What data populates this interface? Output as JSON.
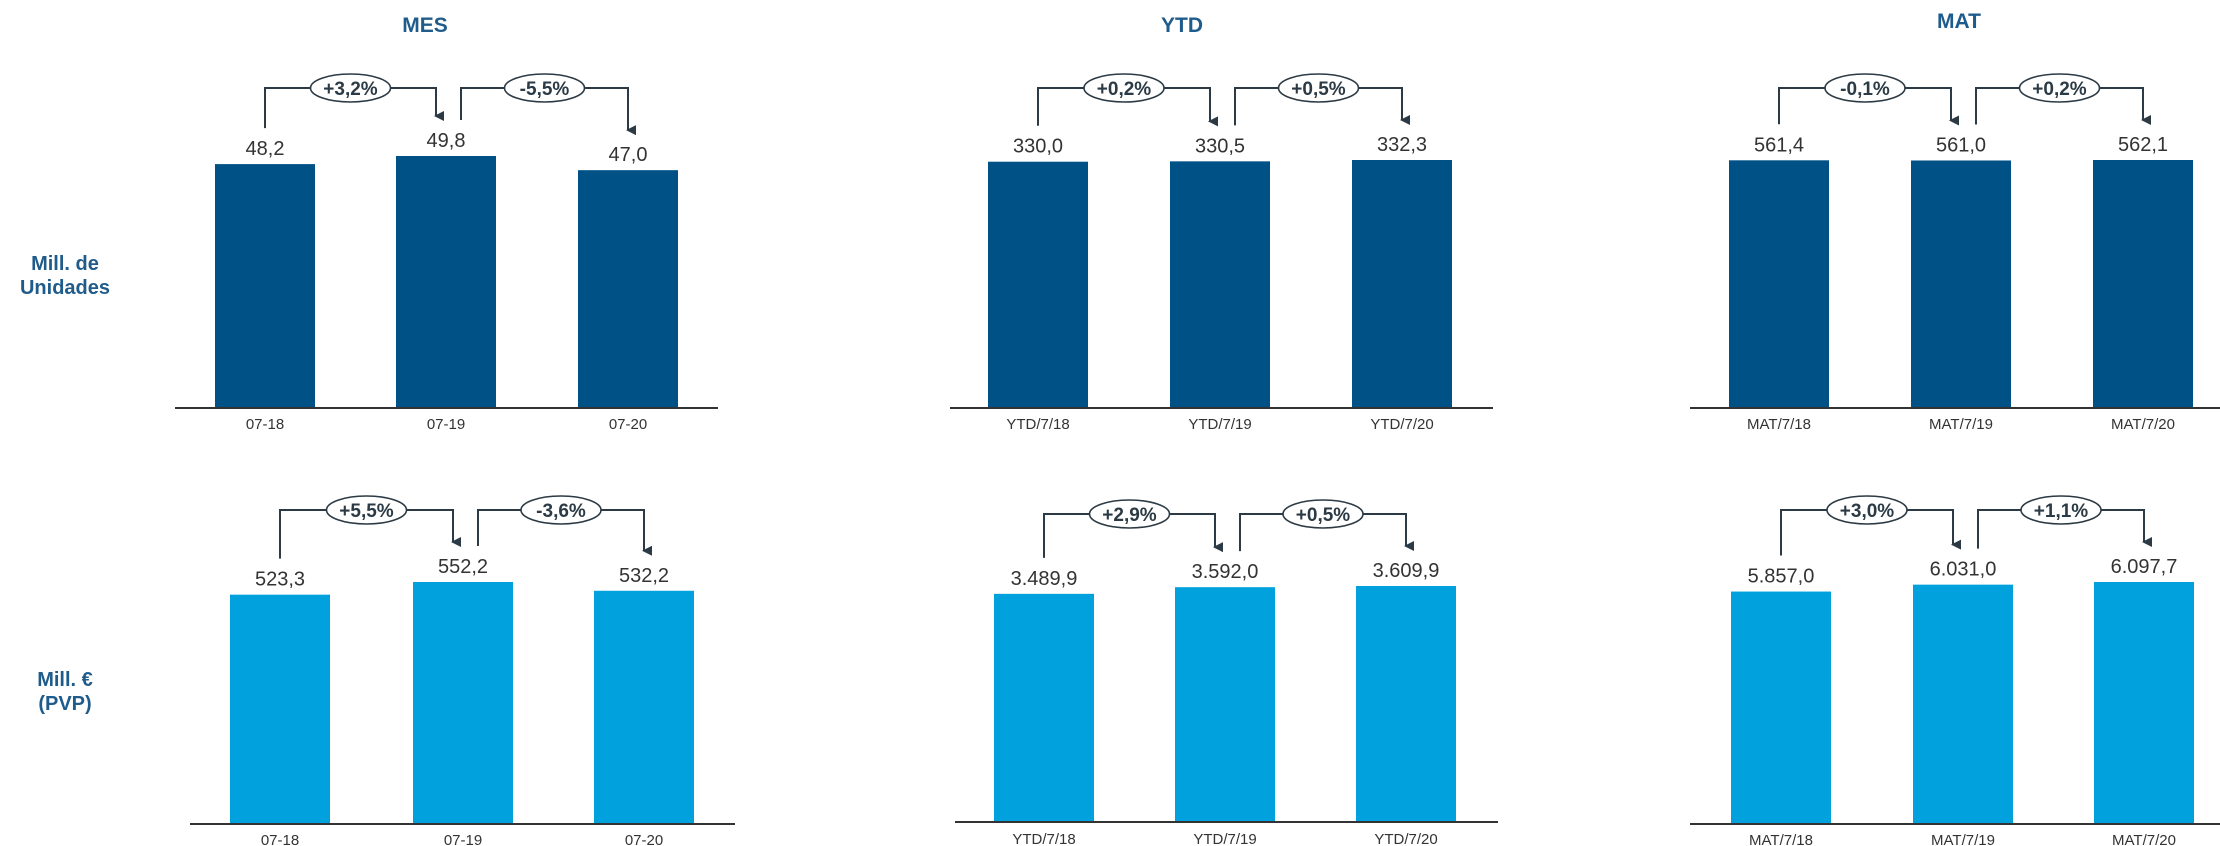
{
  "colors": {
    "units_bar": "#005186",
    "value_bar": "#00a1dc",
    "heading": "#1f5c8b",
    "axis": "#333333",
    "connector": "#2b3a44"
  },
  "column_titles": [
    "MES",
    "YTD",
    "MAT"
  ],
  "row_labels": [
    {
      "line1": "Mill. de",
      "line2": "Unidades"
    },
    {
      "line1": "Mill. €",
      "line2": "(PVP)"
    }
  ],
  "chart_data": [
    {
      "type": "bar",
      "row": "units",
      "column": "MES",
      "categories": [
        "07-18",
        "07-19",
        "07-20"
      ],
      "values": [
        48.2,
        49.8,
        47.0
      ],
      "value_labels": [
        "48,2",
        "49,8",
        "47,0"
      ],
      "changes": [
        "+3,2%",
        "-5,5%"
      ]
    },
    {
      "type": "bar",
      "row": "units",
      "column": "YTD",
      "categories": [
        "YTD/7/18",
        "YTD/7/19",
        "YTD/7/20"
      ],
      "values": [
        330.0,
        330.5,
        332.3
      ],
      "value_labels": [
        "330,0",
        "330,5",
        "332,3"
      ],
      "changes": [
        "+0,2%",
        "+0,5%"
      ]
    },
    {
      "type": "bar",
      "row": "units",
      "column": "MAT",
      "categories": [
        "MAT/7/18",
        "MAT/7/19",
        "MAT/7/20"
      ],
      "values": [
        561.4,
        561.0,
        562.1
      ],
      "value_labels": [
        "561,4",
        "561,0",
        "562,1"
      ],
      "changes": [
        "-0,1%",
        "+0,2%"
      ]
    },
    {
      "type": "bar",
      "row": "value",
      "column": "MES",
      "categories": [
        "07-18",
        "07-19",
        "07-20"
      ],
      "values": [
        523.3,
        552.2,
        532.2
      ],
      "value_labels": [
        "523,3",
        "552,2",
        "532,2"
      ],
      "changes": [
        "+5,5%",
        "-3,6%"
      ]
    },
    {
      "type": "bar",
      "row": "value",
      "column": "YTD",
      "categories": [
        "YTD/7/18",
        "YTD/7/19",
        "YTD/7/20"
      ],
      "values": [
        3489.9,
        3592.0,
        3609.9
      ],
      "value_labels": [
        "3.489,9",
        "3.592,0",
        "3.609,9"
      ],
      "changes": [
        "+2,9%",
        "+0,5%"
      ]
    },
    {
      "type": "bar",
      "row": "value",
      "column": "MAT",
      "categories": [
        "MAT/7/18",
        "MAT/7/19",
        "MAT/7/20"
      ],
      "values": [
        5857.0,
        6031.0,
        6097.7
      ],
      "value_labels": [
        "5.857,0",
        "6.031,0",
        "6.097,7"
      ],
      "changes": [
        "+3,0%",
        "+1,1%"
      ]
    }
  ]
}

· · · · ·

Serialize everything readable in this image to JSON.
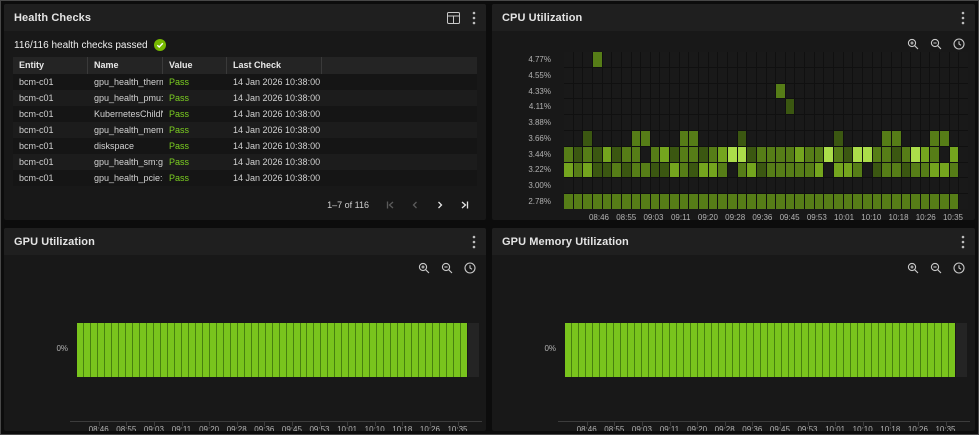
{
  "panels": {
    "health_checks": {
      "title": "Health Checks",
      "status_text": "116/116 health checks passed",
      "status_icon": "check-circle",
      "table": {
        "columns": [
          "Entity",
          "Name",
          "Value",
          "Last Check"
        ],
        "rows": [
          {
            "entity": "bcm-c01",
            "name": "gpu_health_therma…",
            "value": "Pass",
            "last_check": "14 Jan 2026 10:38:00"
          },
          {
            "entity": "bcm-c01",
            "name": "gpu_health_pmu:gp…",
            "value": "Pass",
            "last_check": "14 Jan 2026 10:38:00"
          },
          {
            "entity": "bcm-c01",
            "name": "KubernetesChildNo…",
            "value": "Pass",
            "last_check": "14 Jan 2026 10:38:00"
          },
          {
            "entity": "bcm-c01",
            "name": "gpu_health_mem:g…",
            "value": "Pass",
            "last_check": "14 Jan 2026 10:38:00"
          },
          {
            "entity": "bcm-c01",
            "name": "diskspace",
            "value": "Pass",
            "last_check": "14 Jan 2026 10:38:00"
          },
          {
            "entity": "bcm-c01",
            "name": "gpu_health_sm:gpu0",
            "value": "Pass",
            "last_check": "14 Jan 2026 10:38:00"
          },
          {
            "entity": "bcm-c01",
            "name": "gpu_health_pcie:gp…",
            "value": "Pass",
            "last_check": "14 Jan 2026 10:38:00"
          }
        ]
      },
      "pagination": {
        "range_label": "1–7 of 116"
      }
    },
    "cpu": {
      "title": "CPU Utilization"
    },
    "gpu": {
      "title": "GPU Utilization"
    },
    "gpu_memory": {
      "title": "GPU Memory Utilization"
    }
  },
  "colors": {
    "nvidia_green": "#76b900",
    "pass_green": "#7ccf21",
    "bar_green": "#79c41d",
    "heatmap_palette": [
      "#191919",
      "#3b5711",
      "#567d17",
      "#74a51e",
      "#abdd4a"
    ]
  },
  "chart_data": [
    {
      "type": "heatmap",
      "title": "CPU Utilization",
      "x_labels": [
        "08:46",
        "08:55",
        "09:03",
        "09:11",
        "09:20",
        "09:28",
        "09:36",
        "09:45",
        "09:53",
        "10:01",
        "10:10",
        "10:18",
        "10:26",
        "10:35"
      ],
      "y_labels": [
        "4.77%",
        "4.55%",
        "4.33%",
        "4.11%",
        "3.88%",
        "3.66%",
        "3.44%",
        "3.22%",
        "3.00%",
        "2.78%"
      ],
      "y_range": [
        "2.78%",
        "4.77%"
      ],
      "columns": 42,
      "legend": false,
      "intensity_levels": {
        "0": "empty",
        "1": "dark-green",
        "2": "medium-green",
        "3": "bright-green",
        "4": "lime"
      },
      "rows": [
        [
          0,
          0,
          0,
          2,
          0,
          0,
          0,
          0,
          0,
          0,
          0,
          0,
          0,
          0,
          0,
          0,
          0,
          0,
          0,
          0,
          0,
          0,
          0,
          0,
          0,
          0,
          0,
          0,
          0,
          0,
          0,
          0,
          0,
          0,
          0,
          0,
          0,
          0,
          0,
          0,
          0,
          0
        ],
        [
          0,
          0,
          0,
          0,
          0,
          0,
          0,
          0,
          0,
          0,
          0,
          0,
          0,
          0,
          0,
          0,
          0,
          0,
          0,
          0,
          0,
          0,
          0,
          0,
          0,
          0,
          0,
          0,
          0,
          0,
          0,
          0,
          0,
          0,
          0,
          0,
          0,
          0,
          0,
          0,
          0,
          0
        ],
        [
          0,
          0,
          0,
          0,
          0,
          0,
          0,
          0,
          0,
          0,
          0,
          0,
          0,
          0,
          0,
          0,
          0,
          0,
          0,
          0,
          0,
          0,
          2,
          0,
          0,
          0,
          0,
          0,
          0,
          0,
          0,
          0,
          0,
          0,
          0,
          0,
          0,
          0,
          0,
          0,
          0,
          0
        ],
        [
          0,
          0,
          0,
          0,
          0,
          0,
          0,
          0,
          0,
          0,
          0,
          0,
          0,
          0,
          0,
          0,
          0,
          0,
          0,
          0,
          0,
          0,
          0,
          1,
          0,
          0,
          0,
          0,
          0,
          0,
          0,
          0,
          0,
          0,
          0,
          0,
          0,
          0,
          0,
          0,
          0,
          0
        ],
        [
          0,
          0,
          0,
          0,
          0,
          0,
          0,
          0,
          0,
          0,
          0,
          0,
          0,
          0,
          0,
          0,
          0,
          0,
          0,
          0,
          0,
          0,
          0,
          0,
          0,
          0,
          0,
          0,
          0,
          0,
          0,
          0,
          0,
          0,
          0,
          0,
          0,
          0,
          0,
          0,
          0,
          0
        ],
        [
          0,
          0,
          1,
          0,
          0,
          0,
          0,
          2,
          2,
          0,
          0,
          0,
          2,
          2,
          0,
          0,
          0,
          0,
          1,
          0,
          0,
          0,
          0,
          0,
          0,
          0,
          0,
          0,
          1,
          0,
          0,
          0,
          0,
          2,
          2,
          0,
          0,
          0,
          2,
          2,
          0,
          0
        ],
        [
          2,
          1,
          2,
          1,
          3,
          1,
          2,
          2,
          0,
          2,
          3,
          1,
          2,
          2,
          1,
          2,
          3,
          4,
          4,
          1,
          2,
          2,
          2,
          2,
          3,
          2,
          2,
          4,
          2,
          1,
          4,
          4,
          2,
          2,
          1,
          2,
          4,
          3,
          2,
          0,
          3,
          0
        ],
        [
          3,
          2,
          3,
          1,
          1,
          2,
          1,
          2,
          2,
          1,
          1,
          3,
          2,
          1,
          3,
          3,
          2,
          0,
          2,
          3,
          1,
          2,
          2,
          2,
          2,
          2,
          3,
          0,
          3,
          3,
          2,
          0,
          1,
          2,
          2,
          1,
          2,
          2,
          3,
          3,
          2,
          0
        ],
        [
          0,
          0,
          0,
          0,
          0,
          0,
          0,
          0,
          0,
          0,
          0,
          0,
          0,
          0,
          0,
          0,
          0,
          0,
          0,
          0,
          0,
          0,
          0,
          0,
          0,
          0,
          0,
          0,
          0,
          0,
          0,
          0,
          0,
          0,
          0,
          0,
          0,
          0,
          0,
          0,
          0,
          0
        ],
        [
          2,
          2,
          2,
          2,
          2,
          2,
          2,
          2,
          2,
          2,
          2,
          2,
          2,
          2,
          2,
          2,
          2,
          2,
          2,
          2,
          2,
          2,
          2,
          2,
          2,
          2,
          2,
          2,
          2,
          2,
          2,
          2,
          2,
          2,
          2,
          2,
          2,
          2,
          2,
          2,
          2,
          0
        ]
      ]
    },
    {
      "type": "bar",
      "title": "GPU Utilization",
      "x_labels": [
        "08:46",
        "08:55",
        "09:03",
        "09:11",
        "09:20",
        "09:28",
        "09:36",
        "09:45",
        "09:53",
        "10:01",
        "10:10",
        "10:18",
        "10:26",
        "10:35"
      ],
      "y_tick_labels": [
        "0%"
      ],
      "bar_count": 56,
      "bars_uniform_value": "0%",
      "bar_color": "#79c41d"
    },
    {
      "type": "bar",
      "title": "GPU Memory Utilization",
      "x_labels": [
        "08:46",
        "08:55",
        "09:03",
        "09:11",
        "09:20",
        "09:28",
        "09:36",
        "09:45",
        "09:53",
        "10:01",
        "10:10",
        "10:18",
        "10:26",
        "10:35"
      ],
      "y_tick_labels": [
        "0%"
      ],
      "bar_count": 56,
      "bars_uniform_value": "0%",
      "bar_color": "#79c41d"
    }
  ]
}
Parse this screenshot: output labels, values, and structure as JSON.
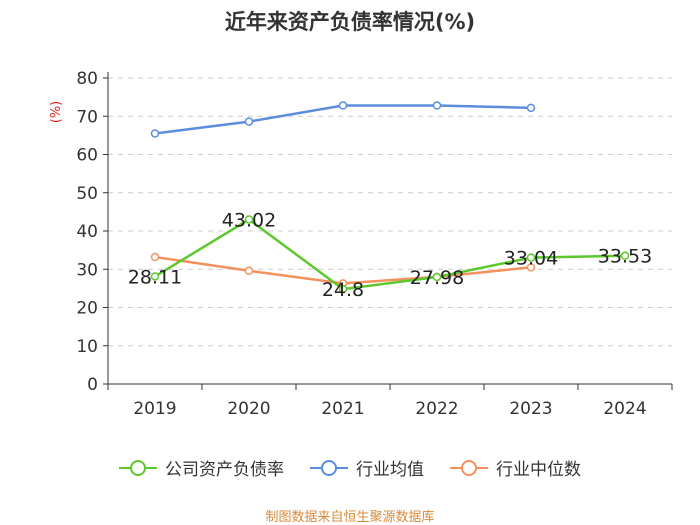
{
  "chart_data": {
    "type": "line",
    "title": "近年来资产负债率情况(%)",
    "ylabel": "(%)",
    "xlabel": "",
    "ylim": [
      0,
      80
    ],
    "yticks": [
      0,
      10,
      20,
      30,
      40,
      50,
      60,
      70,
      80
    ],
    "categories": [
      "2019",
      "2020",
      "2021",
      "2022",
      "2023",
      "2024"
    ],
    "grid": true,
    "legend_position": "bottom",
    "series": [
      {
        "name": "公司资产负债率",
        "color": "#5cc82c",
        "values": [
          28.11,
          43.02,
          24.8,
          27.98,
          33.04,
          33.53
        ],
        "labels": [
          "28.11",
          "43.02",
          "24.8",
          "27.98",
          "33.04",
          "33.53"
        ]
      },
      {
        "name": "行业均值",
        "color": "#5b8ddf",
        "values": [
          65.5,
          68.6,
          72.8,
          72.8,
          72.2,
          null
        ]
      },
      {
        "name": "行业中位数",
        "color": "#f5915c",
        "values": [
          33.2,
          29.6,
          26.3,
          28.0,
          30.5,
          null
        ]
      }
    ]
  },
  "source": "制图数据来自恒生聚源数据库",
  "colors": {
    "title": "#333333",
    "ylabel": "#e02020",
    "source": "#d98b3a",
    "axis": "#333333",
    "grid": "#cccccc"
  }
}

· · · · ·

**TASK DESCRIPTION:** Lines that hold the word "this" are the ones to return, every one of them.

**FINISHED EXERCISE:**
What data populates this interface? Output as JSON.
Serialize everything readable in this image to JSON.
Parse this screenshot: output labels, values, and structure as JSON.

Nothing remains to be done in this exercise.